═════ RECORD EXTRACTS
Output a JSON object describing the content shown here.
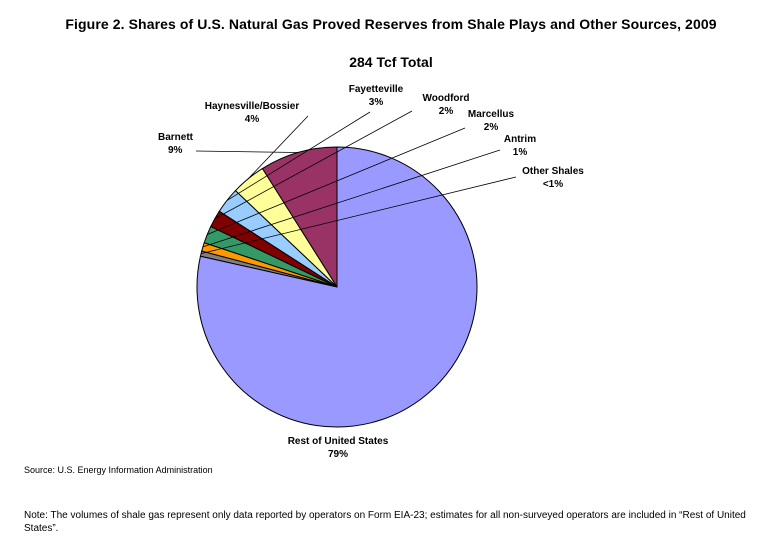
{
  "figure_title": "Figure 2. Shares of U.S. Natural Gas Proved Reserves from Shale Plays and Other Sources, 2009",
  "source": "Source: U.S. Energy Information Administration",
  "note": "Note:  The volumes of shale gas represent only data reported by operators on Form EIA-23; estimates for all non-surveyed operators are included in “Rest of United States”.",
  "chart_data": {
    "type": "pie",
    "title": "284 Tcf Total",
    "slices": [
      {
        "name": "Barnett",
        "value": 9,
        "label": "9%",
        "color": "#993366"
      },
      {
        "name": "Haynesville/Bossier",
        "value": 4,
        "label": "4%",
        "color": "#FFFF99"
      },
      {
        "name": "Fayetteville",
        "value": 3,
        "label": "3%",
        "color": "#99CCFF"
      },
      {
        "name": "Woodford",
        "value": 2,
        "label": "2%",
        "color": "#800000"
      },
      {
        "name": "Marcellus",
        "value": 2,
        "label": "2%",
        "color": "#339966"
      },
      {
        "name": "Antrim",
        "value": 1,
        "label": "1%",
        "color": "#FF9900"
      },
      {
        "name": "Other Shales",
        "value": 0.6,
        "label": "<1%",
        "color": "#808080"
      },
      {
        "name": "Rest of United States",
        "value": 79,
        "label": "79%",
        "color": "#9999FF"
      }
    ]
  }
}
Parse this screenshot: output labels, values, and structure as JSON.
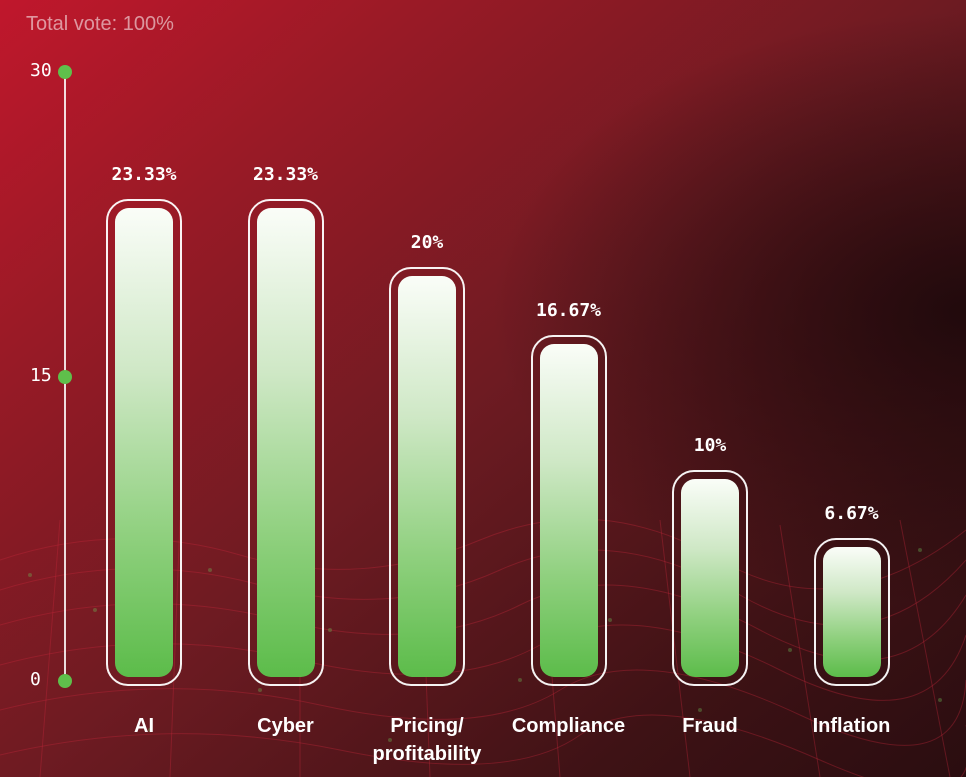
{
  "header": {
    "total_vote": "Total vote: 100%"
  },
  "chart_data": {
    "type": "bar",
    "categories": [
      "AI",
      "Cyber",
      "Pricing/ profitability",
      "Compliance",
      "Fraud",
      "Inflation"
    ],
    "values": [
      23.33,
      23.33,
      20,
      16.67,
      10,
      6.67
    ],
    "value_labels": [
      "23.33%",
      "23.33%",
      "20%",
      "16.67%",
      "10%",
      "6.67%"
    ],
    "ylim": [
      0,
      30
    ],
    "yticks": [
      0,
      15,
      30
    ],
    "ytick_labels": [
      "0",
      "15",
      "30"
    ],
    "grid": false,
    "colors": {
      "bar_fill_top": "#fafdf8",
      "bar_fill_bottom": "#5cbc4a",
      "tick_dot": "#5fbf4b",
      "frame": "#ffffff"
    }
  }
}
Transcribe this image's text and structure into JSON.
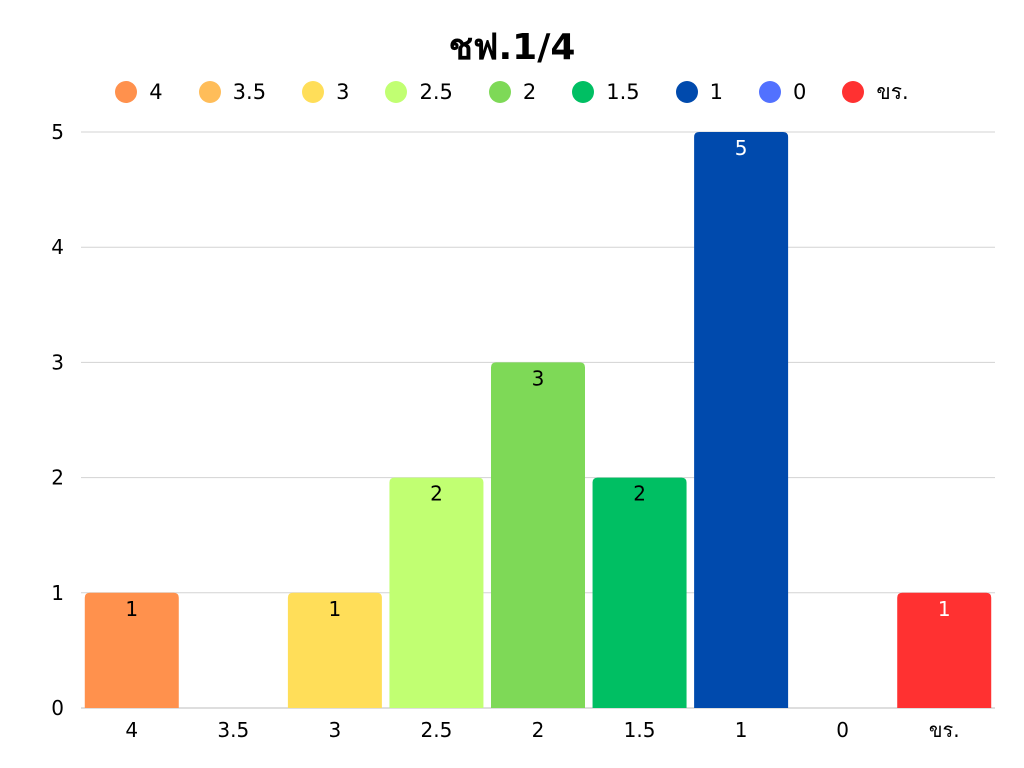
{
  "chart_data": {
    "type": "bar",
    "title": "ชฟ.1/4",
    "categories": [
      "4",
      "3.5",
      "3",
      "2.5",
      "2",
      "1.5",
      "1",
      "0",
      "ขร."
    ],
    "values": [
      1,
      0,
      1,
      2,
      3,
      2,
      5,
      0,
      1
    ],
    "colors": [
      "#ff914d",
      "#ffbd59",
      "#ffde59",
      "#c1ff72",
      "#7ed957",
      "#00bf63",
      "#004aad",
      "#5271ff",
      "#ff3131"
    ],
    "label_colors": [
      "#000000",
      "#000000",
      "#000000",
      "#000000",
      "#000000",
      "#000000",
      "#ffffff",
      "#000000",
      "#ffffff"
    ],
    "legend": [
      "4",
      "3.5",
      "3",
      "2.5",
      "2",
      "1.5",
      "1",
      "0",
      "ขร."
    ],
    "legend_placement": "top",
    "ylim": [
      0,
      5
    ],
    "yticks": [
      "0",
      "1",
      "2",
      "3",
      "4",
      "5"
    ],
    "grid": true,
    "xlabel": "",
    "ylabel": ""
  }
}
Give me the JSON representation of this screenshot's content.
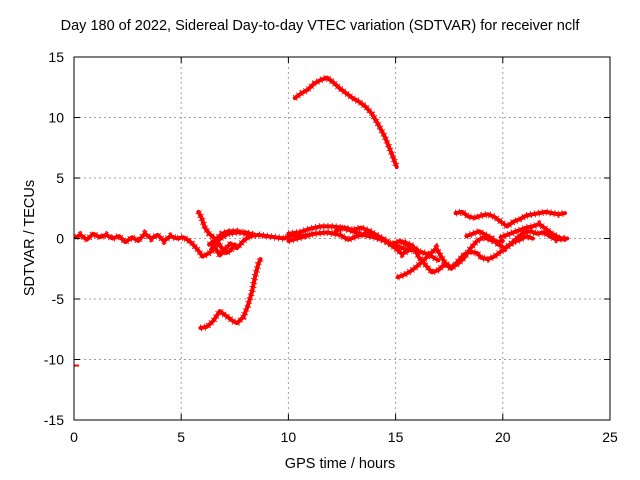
{
  "chart_data": {
    "type": "line",
    "title": "Day 180 of 2022, Sidereal Day-to-day VTEC variation (SDTVAR) for receiver nclf",
    "xlabel": "GPS time / hours",
    "ylabel": "SDTVAR / TECUs",
    "xlim": [
      0,
      25
    ],
    "ylim": [
      -15,
      15
    ],
    "x_ticks": [
      0,
      5,
      10,
      15,
      20,
      25
    ],
    "y_ticks": [
      -15,
      -10,
      -5,
      0,
      5,
      10,
      15
    ],
    "grid": true,
    "color": "#ff0000",
    "series": [
      {
        "name": "arc-main-0-6",
        "points": [
          [
            0.1,
            0.1
          ],
          [
            0.3,
            0.3
          ],
          [
            0.6,
            -0.1
          ],
          [
            0.9,
            0.4
          ],
          [
            1.2,
            0.1
          ],
          [
            1.5,
            0.3
          ],
          [
            1.8,
            0.0
          ],
          [
            2.1,
            0.2
          ],
          [
            2.4,
            -0.3
          ],
          [
            2.7,
            0.1
          ],
          [
            3.0,
            -0.2
          ],
          [
            3.3,
            0.4
          ],
          [
            3.6,
            0.0
          ],
          [
            3.9,
            0.3
          ],
          [
            4.2,
            -0.2
          ],
          [
            4.5,
            0.2
          ],
          [
            4.8,
            0.0
          ],
          [
            5.1,
            0.1
          ],
          [
            5.3,
            -0.1
          ],
          [
            5.5,
            -0.4
          ],
          [
            5.8,
            -1.0
          ],
          [
            6.0,
            -1.5
          ],
          [
            6.3,
            -1.2
          ],
          [
            6.6,
            -0.8
          ],
          [
            6.8,
            -1.4
          ],
          [
            7.0,
            -1.0
          ],
          [
            7.3,
            -0.4
          ],
          [
            7.6,
            -0.8
          ],
          [
            7.9,
            -0.2
          ],
          [
            8.2,
            0.2
          ],
          [
            8.6,
            0.3
          ],
          [
            9.0,
            0.2
          ],
          [
            9.4,
            0.1
          ],
          [
            9.8,
            0.0
          ],
          [
            10.2,
            0.3
          ],
          [
            10.6,
            0.2
          ],
          [
            11.0,
            0.3
          ]
        ]
      },
      {
        "name": "arc-5.8-upper",
        "points": [
          [
            5.8,
            2.2
          ],
          [
            5.95,
            1.7
          ],
          [
            6.1,
            0.9
          ],
          [
            6.3,
            0.4
          ],
          [
            6.5,
            0.1
          ],
          [
            6.7,
            -0.3
          ],
          [
            6.9,
            -0.8
          ],
          [
            7.1,
            -1.2
          ],
          [
            7.3,
            -1.0
          ],
          [
            7.5,
            -0.5
          ]
        ]
      },
      {
        "name": "arc-loop-6-8",
        "points": [
          [
            6.3,
            -0.5
          ],
          [
            6.6,
            -0.1
          ],
          [
            6.9,
            0.4
          ],
          [
            7.2,
            0.6
          ],
          [
            7.6,
            0.6
          ],
          [
            8.0,
            0.4
          ],
          [
            8.4,
            0.3
          ],
          [
            8.0,
            0.5
          ],
          [
            7.6,
            0.5
          ],
          [
            7.2,
            0.4
          ],
          [
            6.9,
            0.1
          ],
          [
            6.6,
            -0.4
          ],
          [
            6.4,
            -0.9
          ]
        ]
      },
      {
        "name": "arc-negative-6-9",
        "points": [
          [
            5.9,
            -7.4
          ],
          [
            6.2,
            -7.3
          ],
          [
            6.5,
            -6.8
          ],
          [
            6.8,
            -6.0
          ],
          [
            7.1,
            -6.4
          ],
          [
            7.4,
            -6.8
          ],
          [
            7.6,
            -7.0
          ],
          [
            7.9,
            -6.5
          ],
          [
            8.1,
            -5.6
          ],
          [
            8.3,
            -4.4
          ],
          [
            8.45,
            -3.1
          ],
          [
            8.6,
            -2.1
          ],
          [
            8.7,
            -1.7
          ]
        ]
      },
      {
        "name": "arc-high-10-15",
        "points": [
          [
            10.3,
            11.6
          ],
          [
            10.6,
            12.0
          ],
          [
            10.9,
            12.3
          ],
          [
            11.2,
            12.8
          ],
          [
            11.5,
            13.1
          ],
          [
            11.8,
            13.3
          ],
          [
            12.1,
            12.9
          ],
          [
            12.4,
            12.4
          ],
          [
            12.7,
            12.0
          ],
          [
            13.0,
            11.6
          ],
          [
            13.3,
            11.3
          ],
          [
            13.6,
            10.9
          ],
          [
            13.9,
            10.3
          ],
          [
            14.2,
            9.4
          ],
          [
            14.5,
            8.4
          ],
          [
            14.8,
            7.1
          ],
          [
            15.05,
            5.9
          ]
        ]
      },
      {
        "name": "arc-mid-10-17",
        "points": [
          [
            10.0,
            0.4
          ],
          [
            10.5,
            0.5
          ],
          [
            11.0,
            0.8
          ],
          [
            11.5,
            1.0
          ],
          [
            12.0,
            1.0
          ],
          [
            12.5,
            0.9
          ],
          [
            13.0,
            0.6
          ],
          [
            13.5,
            0.3
          ],
          [
            14.0,
            0.1
          ],
          [
            14.5,
            -0.2
          ],
          [
            15.0,
            -0.6
          ],
          [
            15.5,
            -0.9
          ],
          [
            16.0,
            -1.0
          ],
          [
            16.5,
            -1.3
          ],
          [
            17.0,
            -1.8
          ]
        ]
      },
      {
        "name": "arc-braid-a",
        "points": [
          [
            10.0,
            -0.2
          ],
          [
            10.6,
            0.1
          ],
          [
            11.2,
            0.4
          ],
          [
            11.8,
            0.5
          ],
          [
            12.4,
            0.3
          ],
          [
            12.8,
            -0.1
          ],
          [
            13.2,
            0.2
          ],
          [
            13.6,
            0.4
          ],
          [
            14.0,
            0.3
          ],
          [
            14.4,
            0.0
          ],
          [
            14.8,
            -0.5
          ],
          [
            15.2,
            -0.2
          ],
          [
            15.6,
            -0.6
          ],
          [
            16.0,
            -0.9
          ]
        ]
      },
      {
        "name": "arc-braid-b",
        "points": [
          [
            12.2,
            0.6
          ],
          [
            12.6,
            0.9
          ],
          [
            13.0,
            0.7
          ],
          [
            13.4,
            0.9
          ],
          [
            13.8,
            0.6
          ],
          [
            14.2,
            0.2
          ],
          [
            14.6,
            -0.3
          ],
          [
            15.0,
            -0.8
          ],
          [
            15.3,
            -1.3
          ],
          [
            15.6,
            -1.0
          ]
        ]
      },
      {
        "name": "arc-lower-15-18",
        "points": [
          [
            15.1,
            -3.2
          ],
          [
            15.4,
            -3.0
          ],
          [
            15.7,
            -2.7
          ],
          [
            16.0,
            -2.3
          ],
          [
            16.3,
            -1.8
          ],
          [
            16.6,
            -1.3
          ],
          [
            16.9,
            -0.8
          ],
          [
            17.1,
            -1.4
          ],
          [
            17.3,
            -2.0
          ],
          [
            17.6,
            -2.4
          ],
          [
            17.9,
            -2.1
          ],
          [
            18.2,
            -1.6
          ],
          [
            18.5,
            -0.8
          ],
          [
            18.8,
            -0.2
          ],
          [
            19.1,
            0.1
          ],
          [
            19.4,
            -0.1
          ],
          [
            19.7,
            -0.3
          ],
          [
            20.0,
            -0.2
          ]
        ]
      },
      {
        "name": "arc-low-16-18",
        "points": [
          [
            15.4,
            -0.3
          ],
          [
            15.8,
            -0.6
          ],
          [
            16.1,
            -1.6
          ],
          [
            16.4,
            -2.2
          ],
          [
            16.7,
            -2.8
          ],
          [
            17.0,
            -2.6
          ],
          [
            17.3,
            -2.1
          ],
          [
            17.6,
            -2.5
          ],
          [
            17.9,
            -1.9
          ],
          [
            18.2,
            -1.3
          ],
          [
            18.5,
            -1.1
          ],
          [
            18.8,
            -1.2
          ],
          [
            19.0,
            -1.6
          ],
          [
            19.3,
            -1.7
          ],
          [
            19.6,
            -1.5
          ],
          [
            19.9,
            -1.1
          ],
          [
            20.2,
            -0.7
          ],
          [
            20.5,
            -0.3
          ],
          [
            20.8,
            -0.1
          ],
          [
            21.1,
            0.2
          ],
          [
            21.4,
            0.0
          ]
        ]
      },
      {
        "name": "arc-upper-18-23",
        "points": [
          [
            17.8,
            2.1
          ],
          [
            18.1,
            2.2
          ],
          [
            18.4,
            1.8
          ],
          [
            18.7,
            1.7
          ],
          [
            19.0,
            1.9
          ],
          [
            19.3,
            2.0
          ],
          [
            19.6,
            1.8
          ],
          [
            19.9,
            1.4
          ],
          [
            20.2,
            1.0
          ],
          [
            20.5,
            1.4
          ],
          [
            20.8,
            1.6
          ],
          [
            21.1,
            1.9
          ],
          [
            21.4,
            2.0
          ],
          [
            21.7,
            2.1
          ],
          [
            22.0,
            2.2
          ],
          [
            22.3,
            2.1
          ],
          [
            22.6,
            2.0
          ],
          [
            22.9,
            2.1
          ]
        ]
      },
      {
        "name": "arc-upper-20-23",
        "points": [
          [
            19.9,
            0.1
          ],
          [
            20.2,
            0.3
          ],
          [
            20.5,
            0.5
          ],
          [
            20.8,
            0.7
          ],
          [
            21.1,
            0.9
          ],
          [
            21.4,
            1.0
          ],
          [
            21.7,
            1.2
          ],
          [
            22.0,
            0.8
          ],
          [
            22.3,
            0.4
          ],
          [
            22.6,
            0.1
          ],
          [
            22.9,
            -0.1
          ]
        ]
      },
      {
        "name": "arc-braid-c",
        "points": [
          [
            18.3,
            0.2
          ],
          [
            18.6,
            0.4
          ],
          [
            18.9,
            0.6
          ],
          [
            19.2,
            0.3
          ],
          [
            19.5,
            0.0
          ],
          [
            19.8,
            -0.5
          ],
          [
            20.1,
            -0.8
          ],
          [
            20.4,
            -0.4
          ],
          [
            20.7,
            0.1
          ],
          [
            21.0,
            0.5
          ],
          [
            21.3,
            0.6
          ],
          [
            21.6,
            0.4
          ],
          [
            21.9,
            0.5
          ],
          [
            22.2,
            0.2
          ],
          [
            22.5,
            -0.1
          ],
          [
            22.8,
            0.0
          ],
          [
            23.0,
            0.0
          ]
        ]
      },
      {
        "name": "outlier",
        "points": [
          [
            0.0,
            -10.5
          ]
        ]
      }
    ]
  }
}
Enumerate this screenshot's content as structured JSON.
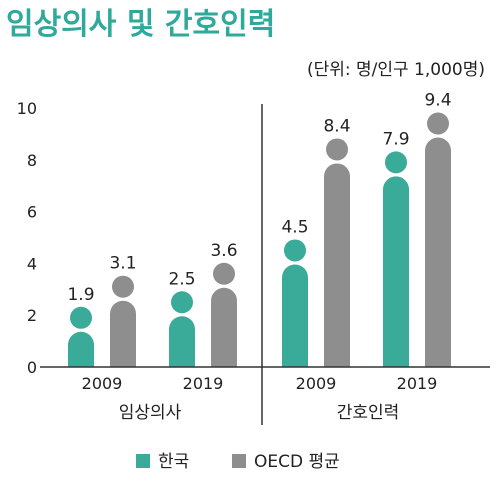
{
  "colors": {
    "korea": "#3aaa99",
    "oecd": "#8e8e8e",
    "title": "#2ea99b"
  },
  "chart_data": {
    "type": "bar",
    "title": "임상의사 및 간호인력",
    "unit_note": "(단위: 명/인구 1,000명)",
    "ylim": [
      0,
      10
    ],
    "yticks": [
      "0",
      "2",
      "4",
      "6",
      "8",
      "10"
    ],
    "groups": [
      "임상의사",
      "간호인력"
    ],
    "categories": [
      "2009",
      "2019",
      "2009",
      "2019"
    ],
    "category_group": [
      0,
      0,
      1,
      1
    ],
    "series": [
      {
        "name": "한국",
        "color": "#3aaa99",
        "values": [
          1.9,
          2.5,
          4.5,
          7.9
        ],
        "labels": [
          "1.9",
          "2.5",
          "4.5",
          "7.9"
        ]
      },
      {
        "name": "OECD 평균",
        "color": "#8e8e8e",
        "values": [
          3.1,
          3.6,
          8.4,
          9.4
        ],
        "labels": [
          "3.1",
          "3.6",
          "8.4",
          "9.4"
        ]
      }
    ],
    "grid": false,
    "legend_position": "bottom"
  }
}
══════════
Using the material above, gather every line that includes "upper".

        "name": "arc-5.8-upper",
        "name": "arc-upper-18-23",
        "name": "arc-upper-20-23",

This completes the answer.